• **CHALLENGE**: Wherever the word "index" shows up in a line, please copy that line.

Dataset records
## BEGIN
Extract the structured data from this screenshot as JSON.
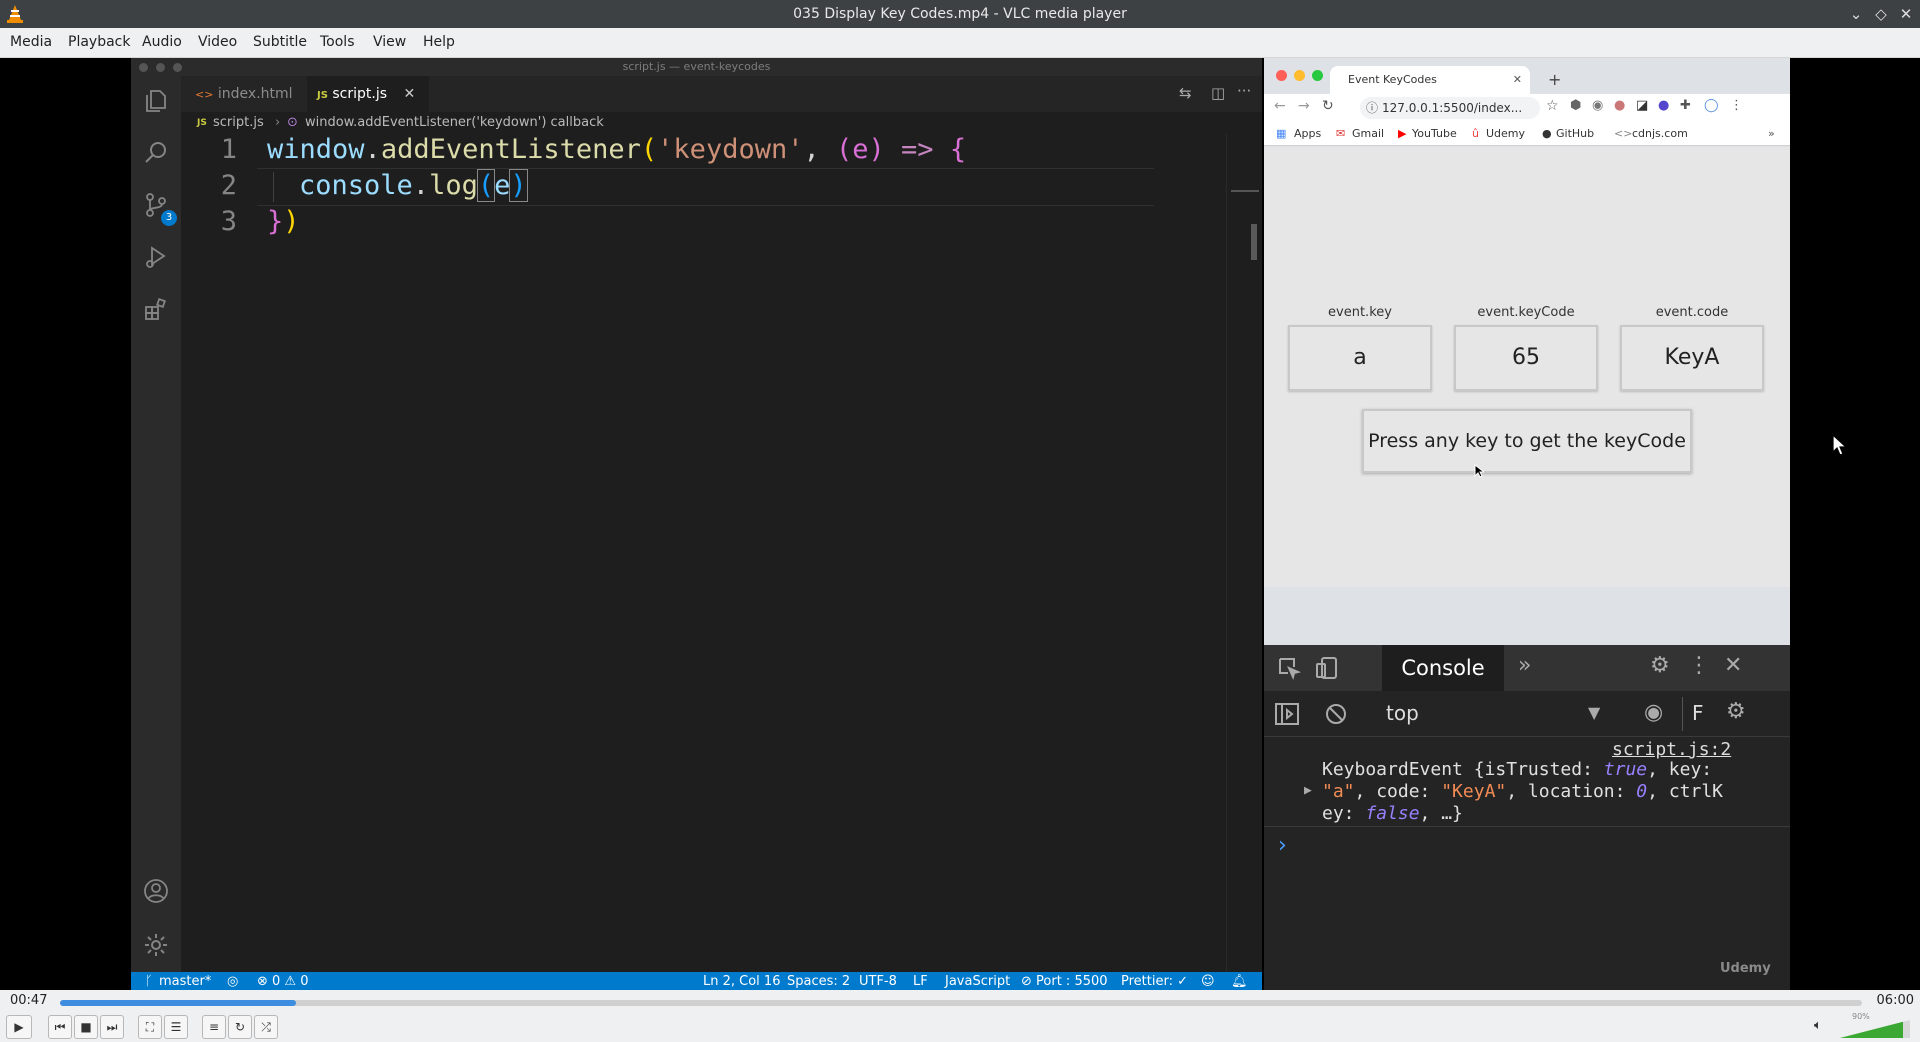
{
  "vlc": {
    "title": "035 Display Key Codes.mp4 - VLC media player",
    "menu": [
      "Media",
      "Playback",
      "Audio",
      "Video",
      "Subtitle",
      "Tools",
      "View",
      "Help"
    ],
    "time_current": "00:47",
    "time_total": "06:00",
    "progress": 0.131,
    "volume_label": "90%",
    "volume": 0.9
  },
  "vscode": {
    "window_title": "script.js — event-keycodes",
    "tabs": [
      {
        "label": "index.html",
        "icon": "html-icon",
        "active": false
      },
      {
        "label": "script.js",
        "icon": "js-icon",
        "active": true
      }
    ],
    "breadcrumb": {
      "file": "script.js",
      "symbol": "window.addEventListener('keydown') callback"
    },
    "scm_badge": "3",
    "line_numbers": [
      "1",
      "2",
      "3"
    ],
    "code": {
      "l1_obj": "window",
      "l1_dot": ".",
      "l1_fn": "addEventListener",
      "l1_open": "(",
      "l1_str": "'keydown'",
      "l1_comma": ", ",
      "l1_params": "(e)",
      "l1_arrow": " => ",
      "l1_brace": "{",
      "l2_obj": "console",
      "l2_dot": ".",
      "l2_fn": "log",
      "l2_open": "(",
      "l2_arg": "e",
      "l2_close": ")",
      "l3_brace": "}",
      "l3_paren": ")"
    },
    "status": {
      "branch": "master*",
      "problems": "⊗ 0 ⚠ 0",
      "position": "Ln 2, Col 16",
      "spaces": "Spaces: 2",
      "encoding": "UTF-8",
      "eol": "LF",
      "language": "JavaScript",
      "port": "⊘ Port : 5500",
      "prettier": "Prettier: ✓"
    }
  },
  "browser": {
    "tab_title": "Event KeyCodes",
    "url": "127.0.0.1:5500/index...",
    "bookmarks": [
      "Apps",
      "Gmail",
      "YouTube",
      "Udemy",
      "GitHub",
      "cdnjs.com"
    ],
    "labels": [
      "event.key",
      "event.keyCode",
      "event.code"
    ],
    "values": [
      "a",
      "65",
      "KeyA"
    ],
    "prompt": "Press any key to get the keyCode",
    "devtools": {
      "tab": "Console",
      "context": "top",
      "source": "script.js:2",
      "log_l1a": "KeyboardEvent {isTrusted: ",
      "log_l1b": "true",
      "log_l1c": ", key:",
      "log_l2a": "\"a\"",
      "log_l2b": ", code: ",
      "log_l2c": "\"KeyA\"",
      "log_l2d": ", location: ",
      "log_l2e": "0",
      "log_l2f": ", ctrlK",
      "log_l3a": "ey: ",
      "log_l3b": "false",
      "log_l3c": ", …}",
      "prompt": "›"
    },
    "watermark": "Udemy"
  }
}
## END
• **SOLUTION BELOW**:
        "label": "index.html",
    "url": "127.0.0.1:5500/index...",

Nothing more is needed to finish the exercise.